• Exercise objective: Can you reproduce every one of the lines below character for character, leaving out the picture?

• Record excerpts:

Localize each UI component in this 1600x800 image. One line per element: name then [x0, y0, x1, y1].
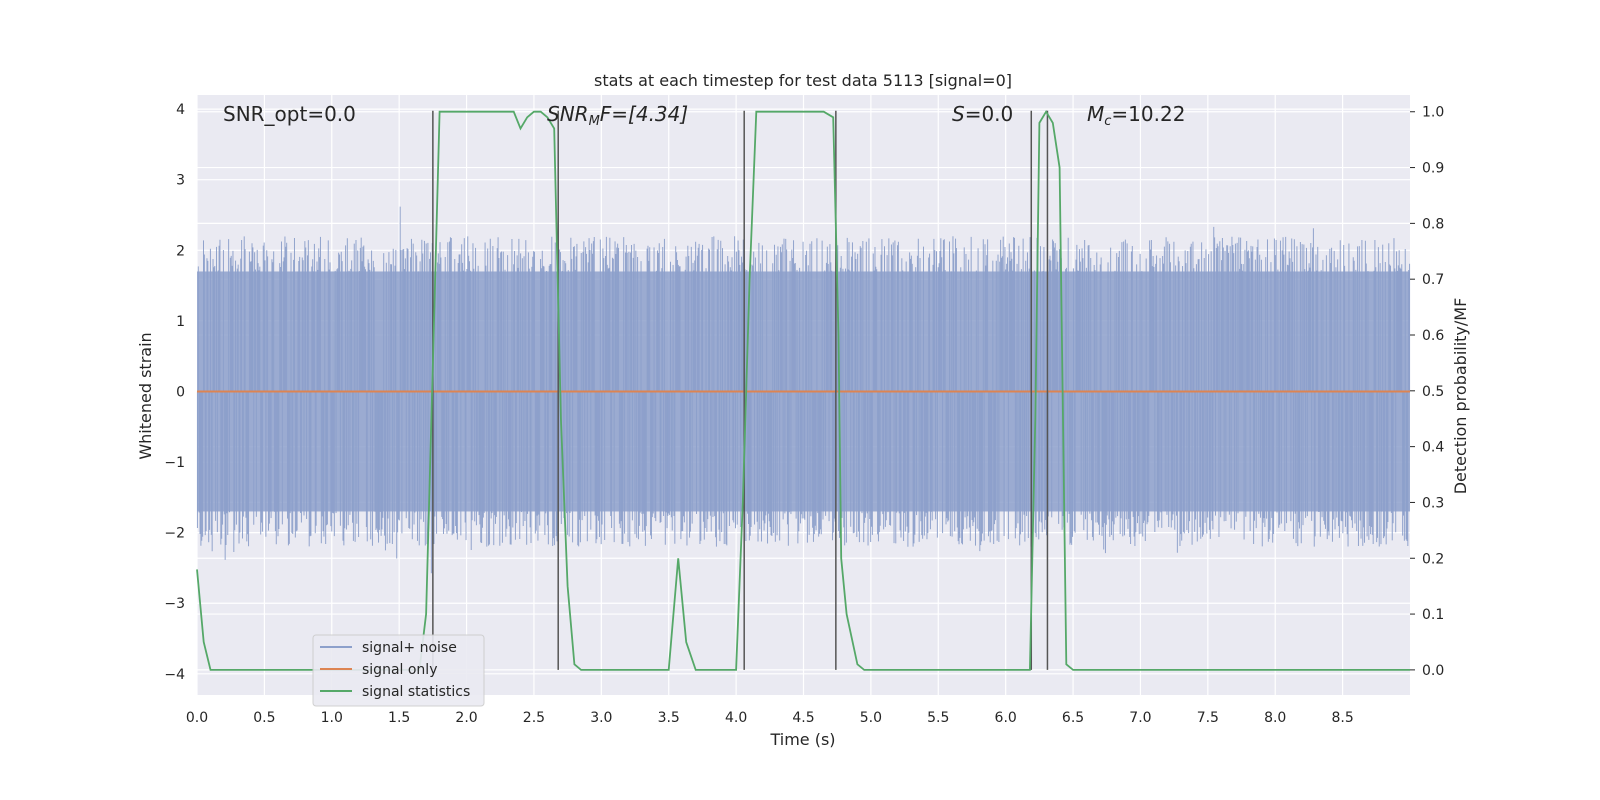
y-right-tick-label: 0.7: [1422, 272, 1444, 288]
y-left-tick-label: −4: [164, 667, 185, 683]
y-right-tick-labels: 1.0 0.9 0.8 0.7 0.6 0.5 0.4 0.3 0.2 0.1 0.0: [1410, 105, 1444, 679]
x-tick-label: 4.0: [725, 710, 747, 726]
x-tick-label: 2.5: [523, 710, 545, 726]
annotation-s-symbol: S: [952, 102, 965, 126]
y-left-tick-label: −2: [164, 526, 185, 542]
x-tick-label: 6.5: [1062, 710, 1084, 726]
annotation-mc-sub: c: [1104, 114, 1111, 129]
x-tick-label: 8.0: [1264, 710, 1286, 726]
y-right-tick-label: 0.8: [1422, 216, 1444, 232]
x-tick-label: 4.5: [792, 710, 814, 726]
x-tick-label: 7.5: [1197, 710, 1219, 726]
y-right-tick-label: 0.4: [1422, 440, 1444, 456]
annotation-mc: Mc=10.22: [1087, 102, 1185, 129]
x-tick-label: 0.5: [253, 710, 275, 726]
x-tick-labels: 0.0 0.5 1.0 1.5 2.0 2.5 3.0 3.5 4.0 4.5 5.0 5.5 6.0 6…: [186, 710, 1354, 726]
annotation-s: S=0.0: [952, 102, 1013, 126]
annotation-mc-base: M: [1087, 102, 1104, 126]
x-tick-label: 5.5: [927, 710, 949, 726]
chart-title: stats at each timestep for test data 511…: [594, 71, 1012, 90]
x-tick-label: 1.5: [388, 710, 410, 726]
x-tick-label: 6.0: [995, 710, 1017, 726]
legend-label-signal-noise: signal+ noise: [362, 640, 457, 656]
legend-label-signal-statistics: signal statistics: [362, 684, 470, 700]
x-tick-label: 2.0: [455, 710, 477, 726]
x-tick-label: 3.0: [590, 710, 612, 726]
y-left-axis-label: Whitened strain: [136, 332, 155, 459]
annotation-snr-opt: SNR_opt=0.0: [223, 102, 356, 126]
series-signal-statistics: [196, 109, 1410, 671]
annotation-snr-mf-base: SNR: [547, 102, 589, 126]
y-left-tick-label: 3: [176, 173, 185, 189]
y-left-tick-label: 1: [176, 314, 185, 330]
y-right-tick-label: 0.3: [1422, 495, 1444, 511]
annotation-snr-mf: SNRMF=[4.34]: [547, 102, 688, 129]
legend: signal+ noise signal only signal statist…: [312, 634, 485, 707]
x-tick-label: 5.0: [860, 710, 882, 726]
x-tick-label: 1.0: [321, 710, 343, 726]
legend-box: [312, 634, 485, 707]
x-tick-label: 7.0: [1129, 710, 1151, 726]
annotation-mc-value: =10.22: [1111, 102, 1185, 126]
y-left-tick-label: 4: [176, 102, 185, 118]
y-left-tick-label: −3: [164, 596, 185, 612]
x-tick-label: 8.5: [1331, 710, 1353, 726]
legend-label-signal-only: signal only: [362, 662, 437, 678]
y-right-tick-label: 0.6: [1422, 328, 1444, 344]
annotation-s-value: =0.0: [965, 102, 1014, 126]
y-left-tick-label: 0: [176, 384, 185, 400]
y-left-tick-label: −1: [164, 455, 185, 471]
y-left-tick-labels: 4 3 2 1 0 −1 −2 −3 −4: [164, 102, 185, 683]
y-right-tick-label: 1.0: [1422, 105, 1444, 121]
annotation-snr-mf-rest: F=[4.34]: [600, 102, 688, 126]
x-tick-label: 3.5: [658, 710, 680, 726]
x-tick-label: 0.0: [186, 710, 208, 726]
x-axis-label: Time (s): [769, 730, 835, 749]
y-right-tick-label: 0.1: [1422, 607, 1444, 623]
annotation-snr-mf-sub: M: [589, 114, 600, 129]
series-signal-noise: [196, 206, 1411, 574]
y-right-tick-label: 0.2: [1422, 551, 1444, 567]
y-right-tick-label: 0.0: [1422, 663, 1444, 679]
y-left-tick-label: 2: [176, 243, 185, 259]
y-right-tick-label: 0.5: [1422, 384, 1444, 400]
y-right-axis-label: Detection probability/MF: [1451, 298, 1470, 495]
y-right-tick-label: 0.9: [1422, 161, 1444, 177]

• Result for this exercise:
Localize each UI component in this 1600x800 image. One line per element: name then [x0, y0, x1, y1].
y-right-tick-label: 0.7: [1422, 272, 1444, 288]
y-left-tick-label: −4: [164, 667, 185, 683]
y-right-tick-labels: 1.0 0.9 0.8 0.7 0.6 0.5 0.4 0.3 0.2 0.1 0.0: [1410, 105, 1444, 679]
x-tick-label: 4.0: [725, 710, 747, 726]
x-tick-label: 2.5: [523, 710, 545, 726]
annotation-s-symbol: S: [952, 102, 965, 126]
y-left-tick-label: −2: [164, 526, 185, 542]
x-tick-label: 6.5: [1062, 710, 1084, 726]
annotation-mc-sub: c: [1104, 114, 1111, 129]
x-tick-label: 8.0: [1264, 710, 1286, 726]
y-right-tick-label: 0.8: [1422, 216, 1444, 232]
x-tick-label: 4.5: [792, 710, 814, 726]
x-tick-label: 7.5: [1197, 710, 1219, 726]
y-right-tick-label: 0.4: [1422, 440, 1444, 456]
annotation-mc: Mc=10.22: [1087, 102, 1185, 129]
x-tick-label: 0.5: [253, 710, 275, 726]
x-tick-labels: 0.0 0.5 1.0 1.5 2.0 2.5 3.0 3.5 4.0 4.5 5.0 5.5 6.0 6…: [186, 710, 1354, 726]
annotation-s: S=0.0: [952, 102, 1013, 126]
annotation-mc-base: M: [1087, 102, 1104, 126]
x-tick-label: 5.5: [927, 710, 949, 726]
chart-title: stats at each timestep for test data 511…: [594, 71, 1012, 90]
x-tick-label: 1.5: [388, 710, 410, 726]
x-tick-label: 6.0: [995, 710, 1017, 726]
legend-label-signal-noise: signal+ noise: [362, 640, 457, 656]
legend-label-signal-statistics: signal statistics: [362, 684, 470, 700]
x-tick-label: 2.0: [455, 710, 477, 726]
x-tick-label: 3.0: [590, 710, 612, 726]
y-left-axis-label: Whitened strain: [136, 332, 155, 459]
annotation-snr-opt: SNR_opt=0.0: [223, 102, 356, 126]
series-signal-statistics: [196, 109, 1410, 671]
annotation-snr-mf-base: SNR: [547, 102, 589, 126]
y-left-tick-label: 3: [176, 173, 185, 189]
y-left-tick-label: 1: [176, 314, 185, 330]
y-right-tick-label: 0.3: [1422, 495, 1444, 511]
annotation-snr-mf: SNRMF=[4.34]: [547, 102, 688, 129]
legend: signal+ noise signal only signal statist…: [312, 634, 485, 707]
x-tick-label: 5.0: [860, 710, 882, 726]
x-tick-label: 1.0: [321, 710, 343, 726]
legend-box: [312, 634, 485, 707]
x-tick-label: 7.0: [1129, 710, 1151, 726]
annotation-mc-value: =10.22: [1111, 102, 1185, 126]
y-left-tick-label: 4: [176, 102, 185, 118]
y-left-tick-label: −3: [164, 596, 185, 612]
x-tick-label: 8.5: [1331, 710, 1353, 726]
legend-label-signal-only: signal only: [362, 662, 437, 678]
y-right-tick-label: 0.6: [1422, 328, 1444, 344]
annotation-s-value: =0.0: [965, 102, 1014, 126]
y-left-tick-label: 0: [176, 384, 185, 400]
y-left-tick-label: −1: [164, 455, 185, 471]
y-left-tick-labels: 4 3 2 1 0 −1 −2 −3 −4: [164, 102, 185, 683]
y-right-tick-label: 1.0: [1422, 105, 1444, 121]
annotation-snr-mf-rest: F=[4.34]: [600, 102, 688, 126]
x-tick-label: 3.5: [658, 710, 680, 726]
x-tick-label: 0.0: [186, 710, 208, 726]
x-axis-label: Time (s): [769, 730, 835, 749]
y-right-tick-label: 0.1: [1422, 607, 1444, 623]
annotation-snr-mf-sub: M: [589, 114, 600, 129]
series-signal-noise: [196, 206, 1411, 574]
y-right-tick-label: 0.2: [1422, 551, 1444, 567]
y-right-tick-label: 0.0: [1422, 663, 1444, 679]
y-left-tick-label: 2: [176, 243, 185, 259]
y-right-tick-label: 0.5: [1422, 384, 1444, 400]
y-right-axis-label: Detection probability/MF: [1451, 298, 1470, 495]
y-right-tick-label: 0.9: [1422, 161, 1444, 177]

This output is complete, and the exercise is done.